## FRAGMENTO PROPORCIONADO:
++++++++++
Me parece que hay que hacer en este punto una necesaria pausa. El camino de todo ser humano dotado de razón debe pasar, indefectiblemente, por la búsqueda de un enfoque neutral, a la vez que analítico, que le permita diseccionar los hechos concretos y desvincularlos así de pasiones colectivas, para alcanzar el núcleo esencial del problema que se plantea, ahí está nuestra responsabilidad como seres humanos individuales que somos.

No podemos, pues, acogernos a respuestas como esas y permanecer varados durante años en esa costumbre ancestral de someter a este tipo de calvario a un animal.

No voy a entrar en este artículo en otro tipo de cuestiones, relativas a los daños psicosociales que puede conllevar el exponerse a actos de crueldad que son vistos con esa reticente y reiterada normalidad. Ni tampoco entraré en aspectos relativos a la empatía o a la compasión hacia los animales no humanos, cualidades ambas que pertenecen al ámbito de lo privado, si queremos decirlo así, y, en consecuencia, de lo no exigible. Es más, tampoco entraré en la cuestión moral del respeto que todo ser vivo merece, esta vez sí, exigible desde un punto de vista de la ética pública.

No lo haré porque lo que pretendo es que cada lector asuma una actitud crítica, también Mario Vargas Llosa. Estoy segura de que si alguno de los defensores de estas tradiciones se plantea estas preguntas y se las hace desde un sincero intento de desgranar la verdadera naturaleza del fenómeno que analizamos, no podrá negar que el animal sufre un daño, un daño grave, un daño no necesario, un daño difícilmente discutible, como la propia sentencia reconoce.

El resto de adornos, llámese tradición, diversión o goce estético, escapan a la razón, por cuanto entiendo irrazonable que un acto de crueldad, del tipo que sea, pueda quedar justificado bajo la categoría de ocio, arte o tradición. El negar la solidez de los hechos objetivos encajaría más bien en actitudes propias de posturas negacionistas, más que de un librepensador que se vale de la lógica y la observación para deslindar el hecho objetivo de la idea enraizada o apasionada.
++++++++++
## FRAGMENTOS DE DATOS:

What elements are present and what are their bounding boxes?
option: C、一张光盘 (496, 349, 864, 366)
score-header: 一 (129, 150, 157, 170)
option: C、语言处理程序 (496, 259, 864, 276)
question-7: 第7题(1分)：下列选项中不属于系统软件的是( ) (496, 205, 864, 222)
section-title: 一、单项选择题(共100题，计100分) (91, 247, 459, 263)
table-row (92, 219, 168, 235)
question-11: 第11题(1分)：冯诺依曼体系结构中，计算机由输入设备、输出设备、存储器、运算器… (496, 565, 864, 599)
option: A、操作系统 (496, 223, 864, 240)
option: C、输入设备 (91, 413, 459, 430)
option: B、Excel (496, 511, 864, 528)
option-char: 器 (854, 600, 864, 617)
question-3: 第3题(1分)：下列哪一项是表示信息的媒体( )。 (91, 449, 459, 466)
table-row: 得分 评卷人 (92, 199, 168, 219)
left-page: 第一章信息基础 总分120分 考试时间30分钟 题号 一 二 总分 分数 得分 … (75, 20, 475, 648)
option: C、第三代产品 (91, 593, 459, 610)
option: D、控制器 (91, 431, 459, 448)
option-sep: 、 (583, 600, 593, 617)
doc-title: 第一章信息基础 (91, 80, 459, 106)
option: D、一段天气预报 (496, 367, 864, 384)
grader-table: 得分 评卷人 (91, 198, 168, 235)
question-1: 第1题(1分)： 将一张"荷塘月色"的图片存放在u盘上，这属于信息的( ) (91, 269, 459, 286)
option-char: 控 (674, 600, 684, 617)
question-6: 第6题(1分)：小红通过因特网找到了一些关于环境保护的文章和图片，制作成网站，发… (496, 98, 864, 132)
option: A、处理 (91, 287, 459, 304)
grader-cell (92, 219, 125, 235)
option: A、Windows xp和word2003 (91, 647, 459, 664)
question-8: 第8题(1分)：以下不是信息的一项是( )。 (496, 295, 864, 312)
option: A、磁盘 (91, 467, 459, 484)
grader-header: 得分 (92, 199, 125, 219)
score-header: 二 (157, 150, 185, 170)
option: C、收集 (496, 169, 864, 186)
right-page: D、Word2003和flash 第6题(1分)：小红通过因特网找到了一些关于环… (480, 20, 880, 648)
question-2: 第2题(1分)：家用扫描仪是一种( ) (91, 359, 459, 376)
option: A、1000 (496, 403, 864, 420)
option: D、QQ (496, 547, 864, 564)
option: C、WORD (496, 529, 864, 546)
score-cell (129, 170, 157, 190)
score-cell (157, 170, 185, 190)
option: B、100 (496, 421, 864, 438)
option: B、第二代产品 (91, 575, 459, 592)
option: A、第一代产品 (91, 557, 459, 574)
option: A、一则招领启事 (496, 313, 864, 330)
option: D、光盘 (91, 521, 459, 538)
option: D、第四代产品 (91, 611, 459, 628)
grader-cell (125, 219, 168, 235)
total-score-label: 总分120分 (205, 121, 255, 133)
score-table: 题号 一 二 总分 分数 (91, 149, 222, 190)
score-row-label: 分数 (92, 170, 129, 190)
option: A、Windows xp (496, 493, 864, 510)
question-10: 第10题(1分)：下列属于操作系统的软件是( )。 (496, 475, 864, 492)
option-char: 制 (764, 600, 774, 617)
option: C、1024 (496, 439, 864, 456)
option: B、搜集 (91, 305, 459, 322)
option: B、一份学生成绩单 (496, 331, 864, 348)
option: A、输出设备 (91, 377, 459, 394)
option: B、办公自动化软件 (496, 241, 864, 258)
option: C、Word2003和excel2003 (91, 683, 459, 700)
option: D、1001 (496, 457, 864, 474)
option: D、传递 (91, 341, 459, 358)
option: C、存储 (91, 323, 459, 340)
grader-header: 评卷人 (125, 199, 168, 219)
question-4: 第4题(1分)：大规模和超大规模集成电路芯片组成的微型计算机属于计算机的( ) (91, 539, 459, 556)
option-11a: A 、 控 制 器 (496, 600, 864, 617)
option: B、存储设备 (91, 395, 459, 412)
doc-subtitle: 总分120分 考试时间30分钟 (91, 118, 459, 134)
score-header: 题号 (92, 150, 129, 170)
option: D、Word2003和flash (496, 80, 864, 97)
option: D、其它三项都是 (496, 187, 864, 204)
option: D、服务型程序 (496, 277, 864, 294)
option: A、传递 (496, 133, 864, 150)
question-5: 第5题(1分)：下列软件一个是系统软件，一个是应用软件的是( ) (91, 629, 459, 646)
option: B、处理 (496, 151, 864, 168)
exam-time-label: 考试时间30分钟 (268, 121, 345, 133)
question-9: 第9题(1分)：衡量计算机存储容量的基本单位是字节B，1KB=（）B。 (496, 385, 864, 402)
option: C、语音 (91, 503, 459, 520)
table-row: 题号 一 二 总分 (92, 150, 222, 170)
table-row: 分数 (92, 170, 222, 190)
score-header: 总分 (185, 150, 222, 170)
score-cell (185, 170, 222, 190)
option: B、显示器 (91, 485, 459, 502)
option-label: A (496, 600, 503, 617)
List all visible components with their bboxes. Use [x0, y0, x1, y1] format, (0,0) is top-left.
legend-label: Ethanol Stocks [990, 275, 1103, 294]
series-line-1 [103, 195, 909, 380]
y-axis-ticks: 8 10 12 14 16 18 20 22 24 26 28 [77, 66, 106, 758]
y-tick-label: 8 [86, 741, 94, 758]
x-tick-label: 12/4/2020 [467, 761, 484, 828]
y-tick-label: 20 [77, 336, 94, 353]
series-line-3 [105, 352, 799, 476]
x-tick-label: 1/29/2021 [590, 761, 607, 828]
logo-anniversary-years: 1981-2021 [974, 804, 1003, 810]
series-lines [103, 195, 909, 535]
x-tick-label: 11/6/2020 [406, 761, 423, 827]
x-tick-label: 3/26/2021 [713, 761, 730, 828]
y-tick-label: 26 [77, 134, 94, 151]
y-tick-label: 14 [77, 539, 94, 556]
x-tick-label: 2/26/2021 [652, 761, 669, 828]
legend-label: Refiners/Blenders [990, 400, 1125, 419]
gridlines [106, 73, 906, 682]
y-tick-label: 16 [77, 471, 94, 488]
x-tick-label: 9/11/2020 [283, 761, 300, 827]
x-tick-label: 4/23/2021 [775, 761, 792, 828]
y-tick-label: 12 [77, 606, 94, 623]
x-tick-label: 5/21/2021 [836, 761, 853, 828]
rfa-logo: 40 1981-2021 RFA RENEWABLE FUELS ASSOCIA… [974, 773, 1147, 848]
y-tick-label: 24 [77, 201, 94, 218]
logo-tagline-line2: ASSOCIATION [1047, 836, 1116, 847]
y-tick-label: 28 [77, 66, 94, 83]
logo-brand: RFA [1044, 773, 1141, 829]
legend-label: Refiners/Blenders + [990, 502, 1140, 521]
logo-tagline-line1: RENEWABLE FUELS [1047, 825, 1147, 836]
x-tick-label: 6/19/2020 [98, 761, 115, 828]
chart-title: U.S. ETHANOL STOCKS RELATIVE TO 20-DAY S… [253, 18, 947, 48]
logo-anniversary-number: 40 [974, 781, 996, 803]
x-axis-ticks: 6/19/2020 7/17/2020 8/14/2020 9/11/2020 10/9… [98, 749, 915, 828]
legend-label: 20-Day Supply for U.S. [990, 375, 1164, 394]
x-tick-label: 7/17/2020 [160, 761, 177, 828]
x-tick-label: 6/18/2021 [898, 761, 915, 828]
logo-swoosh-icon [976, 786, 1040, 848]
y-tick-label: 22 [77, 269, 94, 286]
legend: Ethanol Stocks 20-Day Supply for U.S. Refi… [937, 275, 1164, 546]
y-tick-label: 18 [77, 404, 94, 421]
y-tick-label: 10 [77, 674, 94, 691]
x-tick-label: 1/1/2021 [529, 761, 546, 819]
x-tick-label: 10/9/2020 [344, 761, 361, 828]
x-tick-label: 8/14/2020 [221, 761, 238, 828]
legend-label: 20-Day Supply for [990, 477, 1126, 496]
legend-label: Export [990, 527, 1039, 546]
++++++++++
## TAREAS POR HACER:
a: En el fragmento sobre las tradiciones con animales, ¿bajo qué tres categorías se considera irrazonable justificar un acto de crueldad?
b: Reanuda el fragmento sobre las tradiciones con animales a partir de su última oración.
El material no tiene relación con el fragmento sobre las tradiciones con animales.

## RESPUESTAS DEL EJERCICIO:
a: Bajo la categoría de ocio, arte o tradición.

b:
No podemos, por tanto, apelar a criterios de carácter estético o de arraigo popular, como hace el escritor, eso sería tanto como justificar, desde una ilusoria responsabilidad o culpabilidad colectiva, algo tan alejado de poder quedar diluido como lo es la responsabilidad individual.

Creo que las cosas más interesantes de la vida, también las más dolorosas o que exigen un esfuerzo mayor, suceden siempre en los límites, en las fronteras, en las orillas, en las crisis -hoy más que nunca lo estamos viviendo-, comenzando por nuestro propio límite físico, que en su mayor expresión sería la muerte, o por nuestro propio comienzo, el nacimiento, aunque se nos pueden ocurrir muchos más: los límites entre los avances científicos o médicos y la ética, la libertad de expresión y la censura, los límites geográficos, sin ir más lejos las fronteras, las despedidas que nos limitan, que nos separan, desde el lenguaje como límite del propio mundo, como dijimos, hasta el amor, como poder que derriba los muros del cuerpo.

¿Por qué digo todo esto? Porque para hablar de derechos de los animales no humanos se nos está, sobre todo, invitando a traspasar una barrera, la civilizatoria, con todo lo que esto conlleva. ¿Somos capaces de hacer el enorme esfuerzo que eso supone? Esa es la gran pregunta. Porque, ante la pregunta de si los animales no humanos tienen derechos, existe todavía una respuesta basada en una concepción arraigada en argumentos antropocéntricos.

El desafío más grande en nuestro modo de organizar el mundo es, precisamente, regresar al punto de partida, que es la vida, más allá de la especie, y reconocer el derecho en sí mismo, reconociendo la dignidad de todos los animales al igual que reconocemos la dignidad humana, reconociendo que son titulares de derechos. ¿Por qué razón? Porque el primer derecho es el derecho a la vida.